**Exercise objective:**
Reproduce every record below exactly as it appears.

Stored data
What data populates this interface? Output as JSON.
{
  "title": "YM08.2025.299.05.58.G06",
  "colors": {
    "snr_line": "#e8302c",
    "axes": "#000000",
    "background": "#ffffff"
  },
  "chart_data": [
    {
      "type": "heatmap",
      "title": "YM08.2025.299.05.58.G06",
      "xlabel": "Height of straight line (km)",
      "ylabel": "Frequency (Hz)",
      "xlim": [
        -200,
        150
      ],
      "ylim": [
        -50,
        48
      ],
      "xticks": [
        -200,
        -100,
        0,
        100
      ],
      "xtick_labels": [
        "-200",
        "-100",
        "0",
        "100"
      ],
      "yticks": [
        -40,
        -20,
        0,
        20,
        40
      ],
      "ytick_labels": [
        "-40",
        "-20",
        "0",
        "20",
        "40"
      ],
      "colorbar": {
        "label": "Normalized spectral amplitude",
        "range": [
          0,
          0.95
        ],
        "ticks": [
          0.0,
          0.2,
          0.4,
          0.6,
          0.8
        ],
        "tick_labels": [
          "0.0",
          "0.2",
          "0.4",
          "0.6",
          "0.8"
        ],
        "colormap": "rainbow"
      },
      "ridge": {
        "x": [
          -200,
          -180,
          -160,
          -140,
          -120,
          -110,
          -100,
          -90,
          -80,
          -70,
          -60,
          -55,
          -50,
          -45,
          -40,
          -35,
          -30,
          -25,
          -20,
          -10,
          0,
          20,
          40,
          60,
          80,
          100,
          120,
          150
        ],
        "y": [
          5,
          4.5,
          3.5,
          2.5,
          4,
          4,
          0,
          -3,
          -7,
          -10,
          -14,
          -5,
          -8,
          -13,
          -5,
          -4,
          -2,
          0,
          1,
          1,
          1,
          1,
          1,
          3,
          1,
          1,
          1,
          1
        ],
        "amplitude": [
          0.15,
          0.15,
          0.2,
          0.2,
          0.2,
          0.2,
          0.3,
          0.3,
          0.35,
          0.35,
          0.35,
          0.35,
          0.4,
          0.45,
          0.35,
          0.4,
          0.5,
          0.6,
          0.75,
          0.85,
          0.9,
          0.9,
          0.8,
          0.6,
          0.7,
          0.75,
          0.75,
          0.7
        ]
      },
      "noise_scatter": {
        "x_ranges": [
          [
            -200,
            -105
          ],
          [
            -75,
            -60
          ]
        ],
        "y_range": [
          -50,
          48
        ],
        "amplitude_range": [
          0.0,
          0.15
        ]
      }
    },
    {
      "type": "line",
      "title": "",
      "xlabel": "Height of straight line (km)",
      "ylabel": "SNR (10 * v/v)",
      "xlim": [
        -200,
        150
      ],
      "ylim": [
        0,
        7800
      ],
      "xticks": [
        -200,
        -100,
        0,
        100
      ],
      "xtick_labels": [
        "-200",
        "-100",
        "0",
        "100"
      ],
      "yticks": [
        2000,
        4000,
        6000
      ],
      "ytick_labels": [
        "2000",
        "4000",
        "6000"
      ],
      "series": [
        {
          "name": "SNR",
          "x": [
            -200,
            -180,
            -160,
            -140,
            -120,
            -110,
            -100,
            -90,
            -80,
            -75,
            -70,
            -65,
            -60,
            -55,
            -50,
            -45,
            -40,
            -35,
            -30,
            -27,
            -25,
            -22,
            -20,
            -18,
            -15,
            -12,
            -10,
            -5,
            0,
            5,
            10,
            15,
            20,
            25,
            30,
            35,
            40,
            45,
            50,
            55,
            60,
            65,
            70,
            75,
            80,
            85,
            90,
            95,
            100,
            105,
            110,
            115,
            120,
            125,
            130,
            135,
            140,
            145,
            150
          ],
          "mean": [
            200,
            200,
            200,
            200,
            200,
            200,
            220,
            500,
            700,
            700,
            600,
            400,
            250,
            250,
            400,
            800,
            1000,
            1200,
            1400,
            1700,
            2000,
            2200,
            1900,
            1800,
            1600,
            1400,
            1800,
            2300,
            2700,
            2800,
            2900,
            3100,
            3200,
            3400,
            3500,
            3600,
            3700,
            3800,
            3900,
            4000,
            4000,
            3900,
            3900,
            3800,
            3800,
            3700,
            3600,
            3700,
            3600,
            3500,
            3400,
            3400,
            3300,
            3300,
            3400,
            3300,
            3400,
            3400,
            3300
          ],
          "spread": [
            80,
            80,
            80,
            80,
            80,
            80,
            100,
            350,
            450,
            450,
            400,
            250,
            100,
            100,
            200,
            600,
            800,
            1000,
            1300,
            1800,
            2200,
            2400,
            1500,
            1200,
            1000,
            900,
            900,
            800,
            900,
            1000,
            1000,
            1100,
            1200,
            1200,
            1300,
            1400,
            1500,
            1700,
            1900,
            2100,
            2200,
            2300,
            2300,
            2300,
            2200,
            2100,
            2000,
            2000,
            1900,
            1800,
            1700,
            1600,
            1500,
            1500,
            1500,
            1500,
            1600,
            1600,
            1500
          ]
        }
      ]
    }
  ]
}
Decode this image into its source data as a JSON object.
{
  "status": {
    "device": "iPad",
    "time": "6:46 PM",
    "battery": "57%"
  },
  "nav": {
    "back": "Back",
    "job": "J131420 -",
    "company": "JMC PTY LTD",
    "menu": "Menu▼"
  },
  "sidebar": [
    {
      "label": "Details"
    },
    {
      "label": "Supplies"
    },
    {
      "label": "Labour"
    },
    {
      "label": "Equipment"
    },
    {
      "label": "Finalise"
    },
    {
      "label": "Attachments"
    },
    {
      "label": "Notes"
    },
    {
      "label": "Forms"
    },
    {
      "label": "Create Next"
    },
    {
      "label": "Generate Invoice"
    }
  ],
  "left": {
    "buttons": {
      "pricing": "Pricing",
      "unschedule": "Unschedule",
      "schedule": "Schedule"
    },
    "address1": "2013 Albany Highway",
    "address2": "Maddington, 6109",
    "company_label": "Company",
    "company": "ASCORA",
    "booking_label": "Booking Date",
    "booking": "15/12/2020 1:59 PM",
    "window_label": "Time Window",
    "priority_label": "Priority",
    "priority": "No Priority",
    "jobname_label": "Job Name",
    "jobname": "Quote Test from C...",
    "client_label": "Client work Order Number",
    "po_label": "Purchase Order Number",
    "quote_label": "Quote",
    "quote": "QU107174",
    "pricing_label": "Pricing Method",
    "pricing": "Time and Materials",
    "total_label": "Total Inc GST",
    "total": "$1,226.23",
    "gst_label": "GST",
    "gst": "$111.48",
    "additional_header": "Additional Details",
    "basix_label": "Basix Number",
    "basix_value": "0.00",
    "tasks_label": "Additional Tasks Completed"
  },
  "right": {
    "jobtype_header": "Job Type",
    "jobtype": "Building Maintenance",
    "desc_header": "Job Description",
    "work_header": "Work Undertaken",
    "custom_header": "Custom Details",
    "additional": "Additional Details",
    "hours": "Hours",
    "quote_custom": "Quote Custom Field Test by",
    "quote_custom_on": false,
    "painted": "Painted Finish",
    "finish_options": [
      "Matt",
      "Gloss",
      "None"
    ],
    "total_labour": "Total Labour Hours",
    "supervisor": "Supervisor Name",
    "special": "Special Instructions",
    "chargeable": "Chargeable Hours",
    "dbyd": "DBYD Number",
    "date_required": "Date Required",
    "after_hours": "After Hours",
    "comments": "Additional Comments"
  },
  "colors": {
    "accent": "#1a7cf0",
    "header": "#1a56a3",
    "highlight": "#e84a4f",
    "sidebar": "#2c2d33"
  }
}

**Exercise response:**
What data populates this interface? Output as JSON.
{
  "title": "YM08.2025.299.05.58.G06",
  "colors": {
    "snr_line": "#e8302c",
    "axes": "#000000",
    "background": "#ffffff"
  },
  "chart_data": [
    {
      "type": "heatmap",
      "title": "YM08.2025.299.05.58.G06",
      "xlabel": "Height of straight line (km)",
      "ylabel": "Frequency (Hz)",
      "xlim": [
        -200,
        150
      ],
      "ylim": [
        -50,
        48
      ],
      "xticks": [
        -200,
        -100,
        0,
        100
      ],
      "xtick_labels": [
        "-200",
        "-100",
        "0",
        "100"
      ],
      "yticks": [
        -40,
        -20,
        0,
        20,
        40
      ],
      "ytick_labels": [
        "-40",
        "-20",
        "0",
        "20",
        "40"
      ],
      "colorbar": {
        "label": "Normalized spectral amplitude",
        "range": [
          0,
          0.95
        ],
        "ticks": [
          0.0,
          0.2,
          0.4,
          0.6,
          0.8
        ],
        "tick_labels": [
          "0.0",
          "0.2",
          "0.4",
          "0.6",
          "0.8"
        ],
        "colormap": "rainbow"
      },
      "ridge": {
        "x": [
          -200,
          -180,
          -160,
          -140,
          -120,
          -110,
          -100,
          -90,
          -80,
          -70,
          -60,
          -55,
          -50,
          -45,
          -40,
          -35,
          -30,
          -25,
          -20,
          -10,
          0,
          20,
          40,
          60,
          80,
          100,
          120,
          150
        ],
        "y": [
          5,
          4.5,
          3.5,
          2.5,
          4,
          4,
          0,
          -3,
          -7,
          -10,
          -14,
          -5,
          -8,
          -13,
          -5,
          -4,
          -2,
          0,
          1,
          1,
          1,
          1,
          1,
          3,
          1,
          1,
          1,
          1
        ],
        "amplitude": [
          0.15,
          0.15,
          0.2,
          0.2,
          0.2,
          0.2,
          0.3,
          0.3,
          0.35,
          0.35,
          0.35,
          0.35,
          0.4,
          0.45,
          0.35,
          0.4,
          0.5,
          0.6,
          0.75,
          0.85,
          0.9,
          0.9,
          0.8,
          0.6,
          0.7,
          0.75,
          0.75,
          0.7
        ]
      },
      "noise_scatter": {
        "x_ranges": [
          [
            -200,
            -105
          ],
          [
            -75,
            -60
          ]
        ],
        "y_range": [
          -50,
          48
        ],
        "amplitude_range": [
          0.0,
          0.15
        ]
      }
    },
    {
      "type": "line",
      "title": "",
      "xlabel": "Height of straight line (km)",
      "ylabel": "SNR (10 * v/v)",
      "xlim": [
        -200,
        150
      ],
      "ylim": [
        0,
        7800
      ],
      "xticks": [
        -200,
        -100,
        0,
        100
      ],
      "xtick_labels": [
        "-200",
        "-100",
        "0",
        "100"
      ],
      "yticks": [
        2000,
        4000,
        6000
      ],
      "ytick_labels": [
        "2000",
        "4000",
        "6000"
      ],
      "series": [
        {
          "name": "SNR",
          "x": [
            -200,
            -180,
            -160,
            -140,
            -120,
            -110,
            -100,
            -90,
            -80,
            -75,
            -70,
            -65,
            -60,
            -55,
            -50,
            -45,
            -40,
            -35,
            -30,
            -27,
            -25,
            -22,
            -20,
            -18,
            -15,
            -12,
            -10,
            -5,
            0,
            5,
            10,
            15,
            20,
            25,
            30,
            35,
            40,
            45,
            50,
            55,
            60,
            65,
            70,
            75,
            80,
            85,
            90,
            95,
            100,
            105,
            110,
            115,
            120,
            125,
            130,
            135,
            140,
            145,
            150
          ],
          "mean": [
            200,
            200,
            200,
            200,
            200,
            200,
            220,
            500,
            700,
            700,
            600,
            400,
            250,
            250,
            400,
            800,
            1000,
            1200,
            1400,
            1700,
            2000,
            2200,
            1900,
            1800,
            1600,
            1400,
            1800,
            2300,
            2700,
            2800,
            2900,
            3100,
            3200,
            3400,
            3500,
            3600,
            3700,
            3800,
            3900,
            4000,
            4000,
            3900,
            3900,
            3800,
            3800,
            3700,
            3600,
            3700,
            3600,
            3500,
            3400,
            3400,
            3300,
            3300,
            3400,
            3300,
            3400,
            3400,
            3300
          ],
          "spread": [
            80,
            80,
            80,
            80,
            80,
            80,
            100,
            350,
            450,
            450,
            400,
            250,
            100,
            100,
            200,
            600,
            800,
            1000,
            1300,
            1800,
            2200,
            2400,
            1500,
            1200,
            1000,
            900,
            900,
            800,
            900,
            1000,
            1000,
            1100,
            1200,
            1200,
            1300,
            1400,
            1500,
            1700,
            1900,
            2100,
            2200,
            2300,
            2300,
            2300,
            2200,
            2100,
            2000,
            2000,
            1900,
            1800,
            1700,
            1600,
            1500,
            1500,
            1500,
            1500,
            1600,
            1600,
            1500
          ]
        }
      ]
    }
  ]
}
Decode this image into its source data as a JSON object.
{
  "status": {
    "device": "iPad",
    "time": "6:46 PM",
    "battery": "57%"
  },
  "nav": {
    "back": "Back",
    "job": "J131420 -",
    "company": "JMC PTY LTD",
    "menu": "Menu▼"
  },
  "sidebar": [
    {
      "label": "Details"
    },
    {
      "label": "Supplies"
    },
    {
      "label": "Labour"
    },
    {
      "label": "Equipment"
    },
    {
      "label": "Finalise"
    },
    {
      "label": "Attachments"
    },
    {
      "label": "Notes"
    },
    {
      "label": "Forms"
    },
    {
      "label": "Create Next"
    },
    {
      "label": "Generate Invoice"
    }
  ],
  "left": {
    "buttons": {
      "pricing": "Pricing",
      "unschedule": "Unschedule",
      "schedule": "Schedule"
    },
    "address1": "2013 Albany Highway",
    "address2": "Maddington, 6109",
    "company_label": "Company",
    "company": "ASCORA",
    "booking_label": "Booking Date",
    "booking": "15/12/2020 1:59 PM",
    "window_label": "Time Window",
    "priority_label": "Priority",
    "priority": "No Priority",
    "jobname_label": "Job Name",
    "jobname": "Quote Test from C...",
    "client_label": "Client work Order Number",
    "po_label": "Purchase Order Number",
    "quote_label": "Quote",
    "quote": "QU107174",
    "pricing_label": "Pricing Method",
    "pricing": "Time and Materials",
    "total_label": "Total Inc GST",
    "total": "$1,226.23",
    "gst_label": "GST",
    "gst": "$111.48",
    "additional_header": "Additional Details",
    "basix_label": "Basix Number",
    "basix_value": "0.00",
    "tasks_label": "Additional Tasks Completed"
  },
  "right": {
    "jobtype_header": "Job Type",
    "jobtype": "Building Maintenance",
    "desc_header": "Job Description",
    "work_header": "Work Undertaken",
    "custom_header": "Custom Details",
    "additional": "Additional Details",
    "hours": "Hours",
    "quote_custom": "Quote Custom Field Test by",
    "quote_custom_on": false,
    "painted": "Painted Finish",
    "finish_options": [
      "Matt",
      "Gloss",
      "None"
    ],
    "total_labour": "Total Labour Hours",
    "supervisor": "Supervisor Name",
    "special": "Special Instructions",
    "chargeable": "Chargeable Hours",
    "dbyd": "DBYD Number",
    "date_required": "Date Required",
    "after_hours": "After Hours",
    "comments": "Additional Comments"
  },
  "colors": {
    "accent": "#1a7cf0",
    "header": "#1a56a3",
    "highlight": "#e84a4f",
    "sidebar": "#2c2d33"
  }
}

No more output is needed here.